# [GIVEN REQUEST]
Carry on the post about hiking the 4,000-footers of New England, starting right after its last sentence and keeping the same voice.

# [QUOTED TEXT]
____________________
Never In My Life

vftt.org

Help Support vftt.org:

This site may earn a commission from merchant affiliate links, including eBay, Amazon, and others.

WOWSER

Member
Joined
Aug 18, 2006
Messages
75
Reaction score
77
Location
Keene, NH
Hiking the 4,000 footers in New Hampshire, Maine and Vermont has been such an intense experience with so many extremes, superlatives, learnings and peak experiences.

I have never lived in the middle. I've been out there on the periphery most of my life in one way or another. Not the outer perimeter where extreme athletes live, mind you, but often testing my own outer fringe. Climbing mountains has nudged me closer to my limits than I have ever been before. Sometimes it has been uncomfortable, sometimes joyous. But the experience has always been one of profound self-discovery.

Never in my life have I:

Been so focused on a goal - We hiked our first 4,000-footers, Whiteface and Passaconaway, on May 6, 2006 and finished the 48 4,000-footers in New Hampshire on July 22, 2007 - less than 15 months! Another 15 months after that we finished the 67 4,000 footers in New England!

Laughed so hard - I can't even list all the mountains where I almost peed my pants laughing uncontrollably. There are way too many! But let me just tell you that after our very first hike, driving home in the car, we pulled over at a rest stop and I had to stand outside, holding onto a litter basket with my legs crossed, straining to get control and to stop laughing. I made it to the bathroom…barely.

Slid so fast -- On Carter Dome I went screaming down the snow-covered mountain on my frictionless wind pants at literally breakneck speed, totally out of control, digging my elbows and snowshoes into the snow to slow my suicidal slide down the Carter Moriah Trail.
____________________
# [INFORMATION PROVIDED]
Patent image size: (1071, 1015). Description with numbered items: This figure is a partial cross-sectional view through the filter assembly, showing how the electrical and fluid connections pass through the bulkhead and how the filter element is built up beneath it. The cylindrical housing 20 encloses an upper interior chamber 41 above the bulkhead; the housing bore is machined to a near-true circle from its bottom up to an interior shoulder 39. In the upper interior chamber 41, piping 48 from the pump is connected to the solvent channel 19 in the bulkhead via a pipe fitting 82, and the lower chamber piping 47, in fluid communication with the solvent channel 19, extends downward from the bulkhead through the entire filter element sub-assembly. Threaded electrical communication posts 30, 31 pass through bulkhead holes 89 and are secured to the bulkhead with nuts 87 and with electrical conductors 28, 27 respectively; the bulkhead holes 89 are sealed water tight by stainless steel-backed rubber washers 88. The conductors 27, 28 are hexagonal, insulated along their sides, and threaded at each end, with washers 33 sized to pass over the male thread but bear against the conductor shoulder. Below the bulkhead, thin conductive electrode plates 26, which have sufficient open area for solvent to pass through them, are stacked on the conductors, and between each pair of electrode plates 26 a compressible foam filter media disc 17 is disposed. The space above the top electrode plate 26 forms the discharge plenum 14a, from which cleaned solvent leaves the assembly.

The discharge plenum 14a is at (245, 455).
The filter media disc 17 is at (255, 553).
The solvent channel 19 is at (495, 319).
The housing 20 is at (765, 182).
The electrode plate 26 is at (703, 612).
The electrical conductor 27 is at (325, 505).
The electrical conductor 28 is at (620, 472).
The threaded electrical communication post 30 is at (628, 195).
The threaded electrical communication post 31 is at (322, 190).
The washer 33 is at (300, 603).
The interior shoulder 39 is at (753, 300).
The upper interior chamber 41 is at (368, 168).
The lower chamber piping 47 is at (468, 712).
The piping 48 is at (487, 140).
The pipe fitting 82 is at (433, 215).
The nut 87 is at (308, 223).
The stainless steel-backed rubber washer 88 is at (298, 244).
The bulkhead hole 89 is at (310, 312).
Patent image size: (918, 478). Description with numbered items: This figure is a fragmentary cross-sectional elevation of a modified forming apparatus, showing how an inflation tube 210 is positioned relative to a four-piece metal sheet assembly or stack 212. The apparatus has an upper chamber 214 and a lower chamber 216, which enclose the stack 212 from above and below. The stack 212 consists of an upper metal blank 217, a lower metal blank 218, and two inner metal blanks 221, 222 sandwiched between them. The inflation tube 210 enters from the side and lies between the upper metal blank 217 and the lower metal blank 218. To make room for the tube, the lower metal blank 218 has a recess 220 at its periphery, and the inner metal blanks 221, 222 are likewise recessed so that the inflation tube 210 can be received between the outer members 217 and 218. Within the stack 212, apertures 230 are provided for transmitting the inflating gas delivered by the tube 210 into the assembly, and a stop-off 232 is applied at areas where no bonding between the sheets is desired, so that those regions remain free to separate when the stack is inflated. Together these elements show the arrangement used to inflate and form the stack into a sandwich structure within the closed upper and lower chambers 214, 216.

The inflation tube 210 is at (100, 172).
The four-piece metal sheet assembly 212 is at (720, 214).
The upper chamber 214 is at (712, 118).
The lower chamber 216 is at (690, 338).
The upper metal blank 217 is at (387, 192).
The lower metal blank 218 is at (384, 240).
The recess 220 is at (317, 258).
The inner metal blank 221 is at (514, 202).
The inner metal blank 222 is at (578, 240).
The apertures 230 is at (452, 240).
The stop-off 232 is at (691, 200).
____________________
# [ANSWER TO THE TASK]
Felt such bliss - Eating lunch on a large flat rock in the sun, watching the wind make patterns on the high grasses around us on the summit of Moosilauke, then dipping our sizzling, over-done feet into the freezing-cold brook at the end of the hike.

Experienced such camaraderie - On Isolation we celebrated two hikers who were summiting their 48th peak and met many other peak baggers. We were bonded together by our common goal.

Sweat so much - Summer, winter; it doesn't matter. I had sweatsicles in my hair and on my eyelids on Waumbek in February! On every mountain I leave drops of sweat.

Been so tired - I barely made it up Tecumseh after a full week of double exercise each day.

Smelled so badly - After our 20-mile hike up Zealand and over the Bonds, I leaned over to take my shoes off and my nose inadvertently went just barely inside my shirt - Oh my GOD!

Felt so fully alive - On each summit, when I see the blues of the distant mountains fading into the horizon, I breathe deep and know I am incredibly lucky to be on the top and amazed that, once again, my body got me there. Standing on the summit is a miracle, each time.

Been so bruised - I fell off a ledge on our Jefferson attempt and thankfully landed on a lower ledge instead of falling all the way down. I was very lucky and incredibly sore.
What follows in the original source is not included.